### Task prompt
Filter the entries, keeping every line with the word "搜狗输入法定制版".

Data entries
* Begin *
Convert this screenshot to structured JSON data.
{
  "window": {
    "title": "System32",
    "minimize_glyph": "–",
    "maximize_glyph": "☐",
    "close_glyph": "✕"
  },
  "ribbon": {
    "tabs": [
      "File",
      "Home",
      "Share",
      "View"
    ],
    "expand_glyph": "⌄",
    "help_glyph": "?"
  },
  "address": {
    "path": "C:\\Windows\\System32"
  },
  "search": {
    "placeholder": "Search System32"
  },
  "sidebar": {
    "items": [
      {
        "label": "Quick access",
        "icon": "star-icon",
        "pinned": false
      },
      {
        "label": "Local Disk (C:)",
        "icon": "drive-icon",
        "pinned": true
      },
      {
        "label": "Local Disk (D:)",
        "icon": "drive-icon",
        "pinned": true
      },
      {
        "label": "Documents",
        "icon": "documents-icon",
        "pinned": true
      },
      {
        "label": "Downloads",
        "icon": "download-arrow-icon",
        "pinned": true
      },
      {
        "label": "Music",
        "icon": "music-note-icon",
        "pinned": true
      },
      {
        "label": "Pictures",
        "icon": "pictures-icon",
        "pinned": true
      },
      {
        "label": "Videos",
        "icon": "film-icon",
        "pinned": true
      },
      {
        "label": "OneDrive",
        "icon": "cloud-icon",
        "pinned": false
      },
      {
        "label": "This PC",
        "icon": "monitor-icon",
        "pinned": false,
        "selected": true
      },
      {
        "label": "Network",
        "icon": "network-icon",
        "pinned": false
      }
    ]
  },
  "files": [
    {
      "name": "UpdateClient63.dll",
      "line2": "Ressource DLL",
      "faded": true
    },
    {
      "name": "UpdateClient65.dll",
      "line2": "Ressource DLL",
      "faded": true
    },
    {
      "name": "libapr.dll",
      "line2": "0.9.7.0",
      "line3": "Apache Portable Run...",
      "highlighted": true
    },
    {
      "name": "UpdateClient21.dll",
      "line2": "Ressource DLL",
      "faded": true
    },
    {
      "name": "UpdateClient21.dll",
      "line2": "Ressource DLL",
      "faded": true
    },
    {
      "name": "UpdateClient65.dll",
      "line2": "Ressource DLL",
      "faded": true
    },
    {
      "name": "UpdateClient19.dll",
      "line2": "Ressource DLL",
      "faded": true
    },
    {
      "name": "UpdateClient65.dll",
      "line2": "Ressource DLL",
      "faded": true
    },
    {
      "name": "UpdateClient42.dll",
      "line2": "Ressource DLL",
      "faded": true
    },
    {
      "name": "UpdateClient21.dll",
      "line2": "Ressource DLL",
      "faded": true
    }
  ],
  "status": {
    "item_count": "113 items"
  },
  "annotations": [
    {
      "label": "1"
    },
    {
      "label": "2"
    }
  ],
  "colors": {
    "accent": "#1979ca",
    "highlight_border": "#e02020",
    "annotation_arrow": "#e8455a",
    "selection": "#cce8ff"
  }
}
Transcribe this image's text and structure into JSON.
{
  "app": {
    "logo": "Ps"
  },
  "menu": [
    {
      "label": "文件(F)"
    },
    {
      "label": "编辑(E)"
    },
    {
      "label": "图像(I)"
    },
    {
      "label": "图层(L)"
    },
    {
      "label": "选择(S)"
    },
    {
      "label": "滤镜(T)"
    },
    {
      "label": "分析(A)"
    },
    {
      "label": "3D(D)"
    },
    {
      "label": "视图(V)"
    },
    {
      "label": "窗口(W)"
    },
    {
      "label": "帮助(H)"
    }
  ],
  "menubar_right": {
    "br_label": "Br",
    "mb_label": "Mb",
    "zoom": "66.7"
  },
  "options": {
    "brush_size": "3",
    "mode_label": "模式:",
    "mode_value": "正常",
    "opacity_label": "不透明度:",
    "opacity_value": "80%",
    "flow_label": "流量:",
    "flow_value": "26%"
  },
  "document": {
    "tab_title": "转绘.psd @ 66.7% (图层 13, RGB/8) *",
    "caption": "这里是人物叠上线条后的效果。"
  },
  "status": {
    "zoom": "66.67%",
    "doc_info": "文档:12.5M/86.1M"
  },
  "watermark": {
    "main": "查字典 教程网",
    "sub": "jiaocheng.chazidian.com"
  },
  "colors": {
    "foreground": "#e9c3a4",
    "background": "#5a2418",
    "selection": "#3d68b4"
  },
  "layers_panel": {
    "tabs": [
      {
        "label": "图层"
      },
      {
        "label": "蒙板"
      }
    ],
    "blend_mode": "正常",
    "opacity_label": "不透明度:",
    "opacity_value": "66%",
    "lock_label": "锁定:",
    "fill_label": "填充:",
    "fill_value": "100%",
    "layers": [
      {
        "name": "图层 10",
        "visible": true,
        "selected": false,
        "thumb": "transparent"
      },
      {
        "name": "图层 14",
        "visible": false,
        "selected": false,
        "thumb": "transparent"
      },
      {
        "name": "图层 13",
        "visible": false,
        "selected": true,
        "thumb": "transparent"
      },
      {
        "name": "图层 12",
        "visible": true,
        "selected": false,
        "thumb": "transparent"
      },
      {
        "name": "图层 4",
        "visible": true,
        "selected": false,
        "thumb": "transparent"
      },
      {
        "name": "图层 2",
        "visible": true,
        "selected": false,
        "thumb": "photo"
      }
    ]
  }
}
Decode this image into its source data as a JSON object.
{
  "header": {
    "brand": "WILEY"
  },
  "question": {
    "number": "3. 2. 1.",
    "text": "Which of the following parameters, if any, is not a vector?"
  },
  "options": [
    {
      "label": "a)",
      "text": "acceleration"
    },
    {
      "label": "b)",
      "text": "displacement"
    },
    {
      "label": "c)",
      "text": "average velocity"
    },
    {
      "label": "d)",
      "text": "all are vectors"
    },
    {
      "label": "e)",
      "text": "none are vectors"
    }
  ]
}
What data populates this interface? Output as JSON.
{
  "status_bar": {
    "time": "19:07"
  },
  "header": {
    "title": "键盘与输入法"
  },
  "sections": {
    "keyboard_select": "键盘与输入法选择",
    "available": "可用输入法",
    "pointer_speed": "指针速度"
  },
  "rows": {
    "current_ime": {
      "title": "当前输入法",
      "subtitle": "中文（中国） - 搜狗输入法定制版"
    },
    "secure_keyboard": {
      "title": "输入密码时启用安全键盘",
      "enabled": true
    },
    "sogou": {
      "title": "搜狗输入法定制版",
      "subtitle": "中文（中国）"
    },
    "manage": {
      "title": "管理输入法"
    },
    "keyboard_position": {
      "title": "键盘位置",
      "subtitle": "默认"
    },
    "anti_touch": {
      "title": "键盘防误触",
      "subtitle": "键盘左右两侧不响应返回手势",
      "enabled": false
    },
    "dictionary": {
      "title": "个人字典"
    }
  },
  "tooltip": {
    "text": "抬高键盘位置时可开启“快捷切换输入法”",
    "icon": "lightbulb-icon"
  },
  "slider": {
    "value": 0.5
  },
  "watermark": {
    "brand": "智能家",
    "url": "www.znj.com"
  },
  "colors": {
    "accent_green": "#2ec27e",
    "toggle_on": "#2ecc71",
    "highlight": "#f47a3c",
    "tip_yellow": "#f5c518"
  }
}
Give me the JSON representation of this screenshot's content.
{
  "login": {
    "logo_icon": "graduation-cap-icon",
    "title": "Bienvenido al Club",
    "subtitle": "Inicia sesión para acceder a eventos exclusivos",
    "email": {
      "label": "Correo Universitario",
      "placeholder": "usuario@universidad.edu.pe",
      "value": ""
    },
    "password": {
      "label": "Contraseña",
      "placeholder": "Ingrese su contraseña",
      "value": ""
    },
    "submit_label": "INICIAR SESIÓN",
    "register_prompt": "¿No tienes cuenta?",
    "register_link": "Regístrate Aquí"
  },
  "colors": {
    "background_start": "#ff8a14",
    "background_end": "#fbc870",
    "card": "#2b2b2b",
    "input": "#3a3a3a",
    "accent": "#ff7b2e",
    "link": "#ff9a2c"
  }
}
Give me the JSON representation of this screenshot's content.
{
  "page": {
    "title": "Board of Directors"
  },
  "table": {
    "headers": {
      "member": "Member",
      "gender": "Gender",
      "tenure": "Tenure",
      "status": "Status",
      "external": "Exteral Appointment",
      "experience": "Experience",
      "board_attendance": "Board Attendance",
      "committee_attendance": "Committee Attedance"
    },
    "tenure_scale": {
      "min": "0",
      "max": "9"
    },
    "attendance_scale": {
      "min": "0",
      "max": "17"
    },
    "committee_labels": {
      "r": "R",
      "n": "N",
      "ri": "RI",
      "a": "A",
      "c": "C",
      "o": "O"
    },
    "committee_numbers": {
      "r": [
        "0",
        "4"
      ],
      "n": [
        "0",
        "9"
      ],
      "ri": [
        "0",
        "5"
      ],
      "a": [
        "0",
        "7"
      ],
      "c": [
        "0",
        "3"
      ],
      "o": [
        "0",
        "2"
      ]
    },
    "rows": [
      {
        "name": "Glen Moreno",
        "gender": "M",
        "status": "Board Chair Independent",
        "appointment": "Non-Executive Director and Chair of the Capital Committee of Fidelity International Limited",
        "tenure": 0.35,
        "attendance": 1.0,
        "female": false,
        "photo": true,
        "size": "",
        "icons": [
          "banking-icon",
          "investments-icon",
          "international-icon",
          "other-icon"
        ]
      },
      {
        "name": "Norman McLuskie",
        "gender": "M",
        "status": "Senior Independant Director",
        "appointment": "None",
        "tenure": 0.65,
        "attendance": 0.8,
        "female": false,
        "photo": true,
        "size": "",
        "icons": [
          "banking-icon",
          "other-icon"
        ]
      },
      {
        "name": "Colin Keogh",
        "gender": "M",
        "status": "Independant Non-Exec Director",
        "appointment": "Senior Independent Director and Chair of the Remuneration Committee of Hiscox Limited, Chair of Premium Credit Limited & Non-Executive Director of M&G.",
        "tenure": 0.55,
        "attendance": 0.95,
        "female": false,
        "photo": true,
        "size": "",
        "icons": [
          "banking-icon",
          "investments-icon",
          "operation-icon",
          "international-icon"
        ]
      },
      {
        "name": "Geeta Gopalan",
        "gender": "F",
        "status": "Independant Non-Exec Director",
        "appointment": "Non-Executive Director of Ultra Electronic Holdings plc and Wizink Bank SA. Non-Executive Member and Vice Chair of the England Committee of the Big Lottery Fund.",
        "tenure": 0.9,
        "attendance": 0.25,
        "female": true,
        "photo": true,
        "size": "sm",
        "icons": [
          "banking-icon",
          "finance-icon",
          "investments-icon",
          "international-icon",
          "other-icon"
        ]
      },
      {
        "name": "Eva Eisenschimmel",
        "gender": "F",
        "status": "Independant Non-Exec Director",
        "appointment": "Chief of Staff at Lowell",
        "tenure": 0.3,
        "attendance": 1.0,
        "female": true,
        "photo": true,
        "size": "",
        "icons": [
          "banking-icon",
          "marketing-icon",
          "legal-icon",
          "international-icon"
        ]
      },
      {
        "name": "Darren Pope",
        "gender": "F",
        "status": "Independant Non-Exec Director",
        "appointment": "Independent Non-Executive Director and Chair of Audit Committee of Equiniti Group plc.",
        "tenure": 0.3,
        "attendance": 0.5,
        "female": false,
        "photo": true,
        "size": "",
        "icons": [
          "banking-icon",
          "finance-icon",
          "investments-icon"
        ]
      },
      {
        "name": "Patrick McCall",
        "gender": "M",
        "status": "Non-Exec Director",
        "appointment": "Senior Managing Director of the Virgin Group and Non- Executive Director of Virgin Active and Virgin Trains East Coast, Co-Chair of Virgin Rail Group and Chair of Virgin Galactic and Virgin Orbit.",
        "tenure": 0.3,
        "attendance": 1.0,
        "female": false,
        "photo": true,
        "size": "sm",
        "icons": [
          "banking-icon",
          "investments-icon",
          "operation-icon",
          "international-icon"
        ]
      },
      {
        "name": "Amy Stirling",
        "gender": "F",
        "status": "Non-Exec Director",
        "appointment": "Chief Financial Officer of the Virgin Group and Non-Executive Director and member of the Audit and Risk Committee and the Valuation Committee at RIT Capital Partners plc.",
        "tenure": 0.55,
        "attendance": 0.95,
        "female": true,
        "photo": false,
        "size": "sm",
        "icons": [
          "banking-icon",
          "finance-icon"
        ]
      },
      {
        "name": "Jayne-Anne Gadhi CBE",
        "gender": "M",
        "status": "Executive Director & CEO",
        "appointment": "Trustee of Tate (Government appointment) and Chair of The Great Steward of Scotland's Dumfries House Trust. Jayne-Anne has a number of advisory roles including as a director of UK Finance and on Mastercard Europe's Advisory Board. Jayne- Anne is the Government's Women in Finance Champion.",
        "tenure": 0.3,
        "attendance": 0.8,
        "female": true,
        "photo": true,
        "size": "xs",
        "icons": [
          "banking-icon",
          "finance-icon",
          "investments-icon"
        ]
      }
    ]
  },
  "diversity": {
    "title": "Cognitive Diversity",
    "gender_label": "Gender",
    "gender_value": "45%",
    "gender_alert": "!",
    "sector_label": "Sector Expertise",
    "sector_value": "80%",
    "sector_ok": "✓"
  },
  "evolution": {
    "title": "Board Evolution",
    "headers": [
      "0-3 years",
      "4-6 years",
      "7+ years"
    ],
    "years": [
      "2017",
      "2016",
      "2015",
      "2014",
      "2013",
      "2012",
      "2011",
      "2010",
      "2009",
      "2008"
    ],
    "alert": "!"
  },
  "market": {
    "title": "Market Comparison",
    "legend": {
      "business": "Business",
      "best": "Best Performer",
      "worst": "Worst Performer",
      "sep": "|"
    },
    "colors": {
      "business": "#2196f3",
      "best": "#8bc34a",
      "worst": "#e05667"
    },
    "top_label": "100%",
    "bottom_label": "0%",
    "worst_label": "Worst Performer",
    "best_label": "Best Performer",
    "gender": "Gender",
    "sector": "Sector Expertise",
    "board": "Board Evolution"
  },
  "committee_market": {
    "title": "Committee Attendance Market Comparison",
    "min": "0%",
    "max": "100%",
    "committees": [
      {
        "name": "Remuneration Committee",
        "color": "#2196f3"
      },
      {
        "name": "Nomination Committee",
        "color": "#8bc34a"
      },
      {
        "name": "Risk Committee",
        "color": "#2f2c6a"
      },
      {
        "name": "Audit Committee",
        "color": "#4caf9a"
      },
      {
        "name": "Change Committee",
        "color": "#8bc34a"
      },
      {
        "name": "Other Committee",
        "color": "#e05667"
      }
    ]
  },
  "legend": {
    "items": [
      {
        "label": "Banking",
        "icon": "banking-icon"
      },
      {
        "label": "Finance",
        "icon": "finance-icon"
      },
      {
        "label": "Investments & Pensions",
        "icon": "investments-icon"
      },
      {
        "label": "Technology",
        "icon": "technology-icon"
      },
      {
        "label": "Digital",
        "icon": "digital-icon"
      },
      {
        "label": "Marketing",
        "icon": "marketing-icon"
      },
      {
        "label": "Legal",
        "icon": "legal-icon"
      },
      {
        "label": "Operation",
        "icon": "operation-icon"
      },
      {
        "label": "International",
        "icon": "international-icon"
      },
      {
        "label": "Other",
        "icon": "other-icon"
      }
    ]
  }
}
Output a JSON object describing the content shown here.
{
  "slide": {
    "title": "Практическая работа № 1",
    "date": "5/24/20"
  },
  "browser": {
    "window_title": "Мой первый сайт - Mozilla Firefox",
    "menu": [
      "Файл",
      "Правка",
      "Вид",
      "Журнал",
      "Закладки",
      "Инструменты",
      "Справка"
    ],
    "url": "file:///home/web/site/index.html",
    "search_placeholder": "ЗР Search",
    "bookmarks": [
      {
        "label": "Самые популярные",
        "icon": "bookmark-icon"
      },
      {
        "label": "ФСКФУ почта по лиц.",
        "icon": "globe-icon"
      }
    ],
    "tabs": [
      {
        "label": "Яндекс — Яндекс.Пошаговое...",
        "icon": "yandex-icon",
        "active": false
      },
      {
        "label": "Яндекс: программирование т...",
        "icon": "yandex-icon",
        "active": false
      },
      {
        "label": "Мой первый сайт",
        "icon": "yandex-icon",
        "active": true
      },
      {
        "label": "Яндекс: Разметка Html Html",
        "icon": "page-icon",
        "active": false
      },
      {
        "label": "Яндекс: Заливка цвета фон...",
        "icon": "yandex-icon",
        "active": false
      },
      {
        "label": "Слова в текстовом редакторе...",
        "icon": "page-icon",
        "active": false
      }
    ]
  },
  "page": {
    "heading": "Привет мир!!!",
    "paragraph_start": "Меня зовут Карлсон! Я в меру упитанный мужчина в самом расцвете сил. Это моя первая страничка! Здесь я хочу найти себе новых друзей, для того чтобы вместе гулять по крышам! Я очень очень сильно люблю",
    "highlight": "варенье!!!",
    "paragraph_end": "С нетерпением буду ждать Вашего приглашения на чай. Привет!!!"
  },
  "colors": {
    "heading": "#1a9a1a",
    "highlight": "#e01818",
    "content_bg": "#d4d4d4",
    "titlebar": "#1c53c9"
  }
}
* End *
### Solution to this problem
      "subtitle": "中文（中国） - 搜狗输入法定制版"
      "title": "搜狗输入法定制版",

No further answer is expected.